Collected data
============
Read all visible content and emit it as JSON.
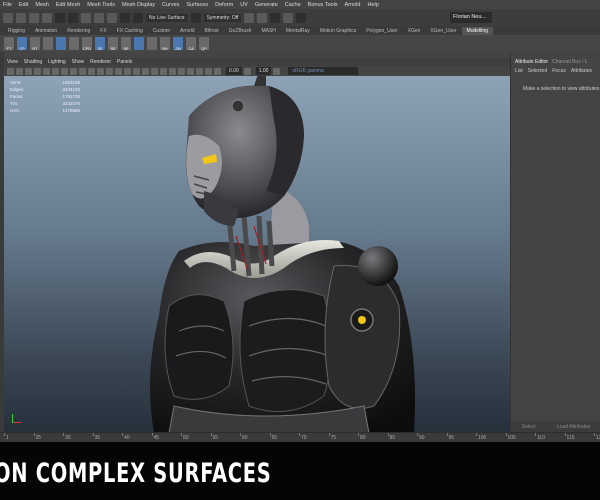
{
  "menubar": [
    "File",
    "Edit",
    "Mesh",
    "Edit Mesh",
    "Mesh Tools",
    "Mesh Display",
    "Curves",
    "Surfaces",
    "Deform",
    "UV",
    "Generate",
    "Cache",
    "Bonus Tools",
    "Arnold",
    "Help"
  ],
  "statusline": {
    "live_surface": "No Live Surface",
    "symmetry": "Symmetry: Off",
    "user": "Florian Neu..."
  },
  "shelf_tabs": [
    "Rigging",
    "Animation",
    "Rendering",
    "FX",
    "FX Caching",
    "Custom",
    "Arnold",
    "Bifrost",
    "GoZBrush",
    "MASH",
    "MentalRay",
    "Motion Graphics",
    "Polygon_User",
    "XGen",
    "XGen_User",
    "Modelling"
  ],
  "shelf_tabs_active": "Modelling",
  "shelf_icons": [
    {
      "name": "ft-icon",
      "label": "FT"
    },
    {
      "name": "cp-icon",
      "label": "CP"
    },
    {
      "name": "rt-icon",
      "label": "RT"
    },
    {
      "name": "a1-icon",
      "label": ""
    },
    {
      "name": "a2-icon",
      "label": ""
    },
    {
      "name": "a3-icon",
      "label": ""
    },
    {
      "name": "cpd-icon",
      "label": "CPD"
    },
    {
      "name": "se-icon",
      "label": "SE"
    },
    {
      "name": "se2-icon",
      "label": "SE"
    },
    {
      "name": "se3-icon",
      "label": "SE"
    },
    {
      "name": "a4-icon",
      "label": ""
    },
    {
      "name": "a5-icon",
      "label": ""
    },
    {
      "name": "bh-icon",
      "label": "BH"
    },
    {
      "name": "zm-icon",
      "label": "ZM"
    },
    {
      "name": "ca-icon",
      "label": "CA"
    },
    {
      "name": "qp-icon",
      "label": "QP"
    }
  ],
  "viewport": {
    "menu": [
      "View",
      "Shading",
      "Lighting",
      "Show",
      "Renderer",
      "Panels"
    ],
    "field1": "0.00",
    "field2": "1.00",
    "camera": "sRGB gamma"
  },
  "hud": [
    {
      "label": "Verts:",
      "value": "1563158"
    },
    {
      "label": "Edges:",
      "value": "3434120"
    },
    {
      "label": "Faces:",
      "value": "1791735"
    },
    {
      "label": "Tris:",
      "value": "3233475"
    },
    {
      "label": "UVs:",
      "value": "1479866"
    }
  ],
  "right_panel": {
    "tabs": [
      "Attribute Editor",
      "Channel Box / L"
    ],
    "sub": [
      "List",
      "Selected",
      "Focus",
      "Attributes"
    ],
    "message": "Make a selection to view attributes",
    "bottom": [
      "Select",
      "Load Attributes"
    ]
  },
  "timeline_ticks": [
    "1",
    "25",
    "30",
    "35",
    "40",
    "45",
    "50",
    "55",
    "60",
    "65",
    "70",
    "75",
    "80",
    "85",
    "90",
    "95",
    "100",
    "105",
    "110",
    "115",
    "12"
  ],
  "banner": "ON COMPLEX SURFACES",
  "colors": {
    "accent": "#f2c615",
    "viewport_top": "#8ea3b6",
    "viewport_bottom": "#25303b"
  }
}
============
Task objective
Transcribe the full listing character for character. Pictures are excluded.

Result for this exercise
Read all visible content and emit it as JSON.
{
  "menubar": [
    "File",
    "Edit",
    "Mesh",
    "Edit Mesh",
    "Mesh Tools",
    "Mesh Display",
    "Curves",
    "Surfaces",
    "Deform",
    "UV",
    "Generate",
    "Cache",
    "Bonus Tools",
    "Arnold",
    "Help"
  ],
  "statusline": {
    "live_surface": "No Live Surface",
    "symmetry": "Symmetry: Off",
    "user": "Florian Neu..."
  },
  "shelf_tabs": [
    "Rigging",
    "Animation",
    "Rendering",
    "FX",
    "FX Caching",
    "Custom",
    "Arnold",
    "Bifrost",
    "GoZBrush",
    "MASH",
    "MentalRay",
    "Motion Graphics",
    "Polygon_User",
    "XGen",
    "XGen_User",
    "Modelling"
  ],
  "shelf_tabs_active": "Modelling",
  "shelf_icons": [
    {
      "name": "ft-icon",
      "label": "FT"
    },
    {
      "name": "cp-icon",
      "label": "CP"
    },
    {
      "name": "rt-icon",
      "label": "RT"
    },
    {
      "name": "a1-icon",
      "label": ""
    },
    {
      "name": "a2-icon",
      "label": ""
    },
    {
      "name": "a3-icon",
      "label": ""
    },
    {
      "name": "cpd-icon",
      "label": "CPD"
    },
    {
      "name": "se-icon",
      "label": "SE"
    },
    {
      "name": "se2-icon",
      "label": "SE"
    },
    {
      "name": "se3-icon",
      "label": "SE"
    },
    {
      "name": "a4-icon",
      "label": ""
    },
    {
      "name": "a5-icon",
      "label": ""
    },
    {
      "name": "bh-icon",
      "label": "BH"
    },
    {
      "name": "zm-icon",
      "label": "ZM"
    },
    {
      "name": "ca-icon",
      "label": "CA"
    },
    {
      "name": "qp-icon",
      "label": "QP"
    }
  ],
  "viewport": {
    "menu": [
      "View",
      "Shading",
      "Lighting",
      "Show",
      "Renderer",
      "Panels"
    ],
    "field1": "0.00",
    "field2": "1.00",
    "camera": "sRGB gamma"
  },
  "hud": [
    {
      "label": "Verts:",
      "value": "1563158"
    },
    {
      "label": "Edges:",
      "value": "3434120"
    },
    {
      "label": "Faces:",
      "value": "1791735"
    },
    {
      "label": "Tris:",
      "value": "3233475"
    },
    {
      "label": "UVs:",
      "value": "1479866"
    }
  ],
  "right_panel": {
    "tabs": [
      "Attribute Editor",
      "Channel Box / L"
    ],
    "sub": [
      "List",
      "Selected",
      "Focus",
      "Attributes"
    ],
    "message": "Make a selection to view attributes",
    "bottom": [
      "Select",
      "Load Attributes"
    ]
  },
  "timeline_ticks": [
    "1",
    "25",
    "30",
    "35",
    "40",
    "45",
    "50",
    "55",
    "60",
    "65",
    "70",
    "75",
    "80",
    "85",
    "90",
    "95",
    "100",
    "105",
    "110",
    "115",
    "12"
  ],
  "banner": "ON COMPLEX SURFACES",
  "colors": {
    "accent": "#f2c615",
    "viewport_top": "#8ea3b6",
    "viewport_bottom": "#25303b"
  }
}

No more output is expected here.